WRITTEN TASK:
Across the material below, how many lines contain the word "JSON"? Give only the number.

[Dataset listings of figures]
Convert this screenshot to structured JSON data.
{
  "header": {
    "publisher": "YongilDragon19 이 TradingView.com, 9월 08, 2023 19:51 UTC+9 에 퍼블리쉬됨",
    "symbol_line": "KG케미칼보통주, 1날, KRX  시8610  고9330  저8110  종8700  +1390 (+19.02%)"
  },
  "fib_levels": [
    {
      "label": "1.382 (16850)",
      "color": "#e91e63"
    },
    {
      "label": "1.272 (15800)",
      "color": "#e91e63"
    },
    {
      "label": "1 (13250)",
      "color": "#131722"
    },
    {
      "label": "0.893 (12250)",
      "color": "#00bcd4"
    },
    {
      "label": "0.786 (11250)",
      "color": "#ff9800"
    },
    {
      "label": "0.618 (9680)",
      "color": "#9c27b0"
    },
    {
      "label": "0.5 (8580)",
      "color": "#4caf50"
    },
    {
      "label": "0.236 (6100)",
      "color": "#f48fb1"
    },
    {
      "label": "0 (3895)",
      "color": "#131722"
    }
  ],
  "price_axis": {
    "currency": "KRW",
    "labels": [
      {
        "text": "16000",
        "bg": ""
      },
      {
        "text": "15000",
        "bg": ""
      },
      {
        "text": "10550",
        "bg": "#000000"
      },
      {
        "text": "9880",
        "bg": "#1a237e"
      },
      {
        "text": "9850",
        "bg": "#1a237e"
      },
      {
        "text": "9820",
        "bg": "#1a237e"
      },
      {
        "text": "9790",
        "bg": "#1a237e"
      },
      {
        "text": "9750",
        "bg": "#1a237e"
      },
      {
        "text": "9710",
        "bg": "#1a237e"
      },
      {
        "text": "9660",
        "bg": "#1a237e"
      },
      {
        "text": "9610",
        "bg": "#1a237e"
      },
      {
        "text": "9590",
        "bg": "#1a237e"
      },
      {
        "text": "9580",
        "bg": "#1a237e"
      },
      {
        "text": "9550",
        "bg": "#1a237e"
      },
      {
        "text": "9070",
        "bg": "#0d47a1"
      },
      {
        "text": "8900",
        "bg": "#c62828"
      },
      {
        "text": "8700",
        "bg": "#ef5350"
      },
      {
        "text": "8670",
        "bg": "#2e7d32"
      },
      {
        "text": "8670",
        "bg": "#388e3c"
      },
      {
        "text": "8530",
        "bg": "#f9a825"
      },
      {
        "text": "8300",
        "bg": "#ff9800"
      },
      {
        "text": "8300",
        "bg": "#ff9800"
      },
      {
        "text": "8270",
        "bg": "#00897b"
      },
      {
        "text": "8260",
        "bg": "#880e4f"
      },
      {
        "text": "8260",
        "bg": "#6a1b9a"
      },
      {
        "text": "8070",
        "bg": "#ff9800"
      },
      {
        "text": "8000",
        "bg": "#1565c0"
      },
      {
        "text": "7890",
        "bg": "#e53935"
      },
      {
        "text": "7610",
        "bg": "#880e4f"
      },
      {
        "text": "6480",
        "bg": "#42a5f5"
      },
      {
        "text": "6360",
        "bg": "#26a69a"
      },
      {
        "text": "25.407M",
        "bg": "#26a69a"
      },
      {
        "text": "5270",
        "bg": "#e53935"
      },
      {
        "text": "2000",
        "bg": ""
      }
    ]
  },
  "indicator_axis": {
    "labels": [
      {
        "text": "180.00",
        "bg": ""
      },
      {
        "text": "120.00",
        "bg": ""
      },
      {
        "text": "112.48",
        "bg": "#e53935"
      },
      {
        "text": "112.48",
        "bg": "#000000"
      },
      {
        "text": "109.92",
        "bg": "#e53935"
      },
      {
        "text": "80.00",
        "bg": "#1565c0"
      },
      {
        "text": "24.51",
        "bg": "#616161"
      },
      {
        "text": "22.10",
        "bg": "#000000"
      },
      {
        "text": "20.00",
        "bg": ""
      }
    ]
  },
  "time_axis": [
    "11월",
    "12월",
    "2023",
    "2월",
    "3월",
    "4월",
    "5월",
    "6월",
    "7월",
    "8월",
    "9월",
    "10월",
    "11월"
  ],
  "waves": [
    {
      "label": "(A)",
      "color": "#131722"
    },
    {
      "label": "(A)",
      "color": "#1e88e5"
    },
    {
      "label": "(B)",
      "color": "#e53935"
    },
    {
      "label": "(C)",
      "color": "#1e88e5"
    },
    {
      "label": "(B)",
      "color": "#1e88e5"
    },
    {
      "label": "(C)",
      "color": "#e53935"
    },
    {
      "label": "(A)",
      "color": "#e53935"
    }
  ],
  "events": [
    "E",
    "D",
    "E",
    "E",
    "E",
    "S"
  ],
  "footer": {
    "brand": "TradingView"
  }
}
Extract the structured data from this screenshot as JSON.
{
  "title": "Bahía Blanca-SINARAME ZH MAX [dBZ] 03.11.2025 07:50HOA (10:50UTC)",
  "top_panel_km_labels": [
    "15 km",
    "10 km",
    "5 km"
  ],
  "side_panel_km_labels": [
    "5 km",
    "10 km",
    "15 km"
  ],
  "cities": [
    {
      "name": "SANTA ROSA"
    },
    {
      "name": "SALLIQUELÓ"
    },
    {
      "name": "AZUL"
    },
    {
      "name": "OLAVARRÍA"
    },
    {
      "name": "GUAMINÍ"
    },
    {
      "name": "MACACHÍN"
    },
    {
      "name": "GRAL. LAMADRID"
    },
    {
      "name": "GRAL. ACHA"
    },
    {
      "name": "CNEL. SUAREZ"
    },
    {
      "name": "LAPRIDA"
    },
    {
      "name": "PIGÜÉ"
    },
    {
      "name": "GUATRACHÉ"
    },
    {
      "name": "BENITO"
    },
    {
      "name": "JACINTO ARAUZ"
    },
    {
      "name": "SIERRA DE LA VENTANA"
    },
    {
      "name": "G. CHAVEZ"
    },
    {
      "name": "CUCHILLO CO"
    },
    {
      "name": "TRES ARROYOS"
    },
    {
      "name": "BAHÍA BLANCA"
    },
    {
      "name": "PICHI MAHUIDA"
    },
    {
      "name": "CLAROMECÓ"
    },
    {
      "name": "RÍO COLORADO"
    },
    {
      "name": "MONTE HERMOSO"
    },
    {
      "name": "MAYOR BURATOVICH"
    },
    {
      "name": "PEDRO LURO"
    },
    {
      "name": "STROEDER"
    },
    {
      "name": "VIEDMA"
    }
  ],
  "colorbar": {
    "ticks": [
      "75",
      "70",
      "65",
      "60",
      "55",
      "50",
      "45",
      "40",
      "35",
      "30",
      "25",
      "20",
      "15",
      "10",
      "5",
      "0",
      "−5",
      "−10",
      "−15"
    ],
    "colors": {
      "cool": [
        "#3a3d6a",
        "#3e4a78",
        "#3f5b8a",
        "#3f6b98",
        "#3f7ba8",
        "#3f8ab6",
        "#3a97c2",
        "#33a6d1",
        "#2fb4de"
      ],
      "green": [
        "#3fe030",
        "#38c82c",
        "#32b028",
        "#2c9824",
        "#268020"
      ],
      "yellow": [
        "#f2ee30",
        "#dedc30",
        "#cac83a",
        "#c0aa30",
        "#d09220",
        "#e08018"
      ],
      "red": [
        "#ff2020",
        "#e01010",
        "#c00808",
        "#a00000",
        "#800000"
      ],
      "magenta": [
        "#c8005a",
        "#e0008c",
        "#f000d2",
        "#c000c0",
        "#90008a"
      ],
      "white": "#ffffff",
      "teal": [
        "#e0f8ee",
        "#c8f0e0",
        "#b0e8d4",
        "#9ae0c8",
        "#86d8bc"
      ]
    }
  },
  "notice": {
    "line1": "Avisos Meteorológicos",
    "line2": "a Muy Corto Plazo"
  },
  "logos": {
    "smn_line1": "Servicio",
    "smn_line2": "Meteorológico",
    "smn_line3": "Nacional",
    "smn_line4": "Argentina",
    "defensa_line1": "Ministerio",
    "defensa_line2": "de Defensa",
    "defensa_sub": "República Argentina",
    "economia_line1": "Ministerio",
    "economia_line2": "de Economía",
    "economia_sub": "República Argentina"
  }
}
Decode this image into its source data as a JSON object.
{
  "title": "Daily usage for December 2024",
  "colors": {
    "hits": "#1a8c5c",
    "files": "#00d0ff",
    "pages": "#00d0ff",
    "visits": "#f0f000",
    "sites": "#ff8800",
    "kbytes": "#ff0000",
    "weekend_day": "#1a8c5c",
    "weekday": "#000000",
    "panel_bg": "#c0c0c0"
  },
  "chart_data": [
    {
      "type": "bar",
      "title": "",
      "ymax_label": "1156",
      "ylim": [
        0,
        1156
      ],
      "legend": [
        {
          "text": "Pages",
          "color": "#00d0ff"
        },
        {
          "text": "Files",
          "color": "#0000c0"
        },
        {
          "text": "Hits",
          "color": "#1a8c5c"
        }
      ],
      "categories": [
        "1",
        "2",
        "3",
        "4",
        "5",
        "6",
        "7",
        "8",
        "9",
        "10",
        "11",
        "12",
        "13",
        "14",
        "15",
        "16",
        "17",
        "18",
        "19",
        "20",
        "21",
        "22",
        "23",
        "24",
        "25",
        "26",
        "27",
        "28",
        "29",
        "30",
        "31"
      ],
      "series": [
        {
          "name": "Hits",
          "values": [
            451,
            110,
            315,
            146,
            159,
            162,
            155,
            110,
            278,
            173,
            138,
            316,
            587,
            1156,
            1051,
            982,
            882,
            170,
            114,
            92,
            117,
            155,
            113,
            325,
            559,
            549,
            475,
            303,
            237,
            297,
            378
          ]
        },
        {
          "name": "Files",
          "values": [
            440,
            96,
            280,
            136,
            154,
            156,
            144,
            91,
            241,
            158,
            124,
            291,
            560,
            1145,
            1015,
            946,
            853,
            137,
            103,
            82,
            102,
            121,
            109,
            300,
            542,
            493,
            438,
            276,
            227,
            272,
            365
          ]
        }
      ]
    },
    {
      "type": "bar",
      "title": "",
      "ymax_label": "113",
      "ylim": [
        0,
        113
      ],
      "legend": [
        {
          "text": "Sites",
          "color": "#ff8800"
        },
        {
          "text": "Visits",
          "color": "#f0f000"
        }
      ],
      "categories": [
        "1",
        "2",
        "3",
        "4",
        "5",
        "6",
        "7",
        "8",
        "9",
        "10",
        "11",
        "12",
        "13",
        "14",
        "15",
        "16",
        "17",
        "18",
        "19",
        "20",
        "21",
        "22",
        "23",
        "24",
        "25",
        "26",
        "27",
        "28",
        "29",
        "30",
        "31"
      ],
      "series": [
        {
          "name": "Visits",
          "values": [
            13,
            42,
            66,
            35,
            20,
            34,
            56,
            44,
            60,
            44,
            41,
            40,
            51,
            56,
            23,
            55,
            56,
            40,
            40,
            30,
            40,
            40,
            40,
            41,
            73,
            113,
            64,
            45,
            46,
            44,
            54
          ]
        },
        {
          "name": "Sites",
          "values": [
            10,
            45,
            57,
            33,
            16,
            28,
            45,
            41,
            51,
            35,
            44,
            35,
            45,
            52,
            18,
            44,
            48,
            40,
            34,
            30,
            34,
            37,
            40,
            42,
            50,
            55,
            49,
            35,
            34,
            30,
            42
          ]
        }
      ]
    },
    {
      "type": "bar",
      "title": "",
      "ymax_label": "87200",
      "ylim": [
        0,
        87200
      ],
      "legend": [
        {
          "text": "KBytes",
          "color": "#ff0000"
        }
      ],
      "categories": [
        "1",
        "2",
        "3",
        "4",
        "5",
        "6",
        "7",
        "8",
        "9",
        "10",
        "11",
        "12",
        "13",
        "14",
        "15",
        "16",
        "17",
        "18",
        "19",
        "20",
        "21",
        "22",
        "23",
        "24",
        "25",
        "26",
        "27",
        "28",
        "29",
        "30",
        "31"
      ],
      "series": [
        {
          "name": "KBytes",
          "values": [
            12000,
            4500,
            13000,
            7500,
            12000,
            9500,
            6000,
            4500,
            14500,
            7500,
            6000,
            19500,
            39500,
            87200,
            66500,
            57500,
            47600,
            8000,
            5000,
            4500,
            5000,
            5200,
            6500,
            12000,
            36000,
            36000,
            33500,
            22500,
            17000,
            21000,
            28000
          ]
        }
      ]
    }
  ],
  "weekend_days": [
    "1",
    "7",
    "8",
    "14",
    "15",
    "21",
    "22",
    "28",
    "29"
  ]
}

RESPONSE TO THE EXERCISE:
3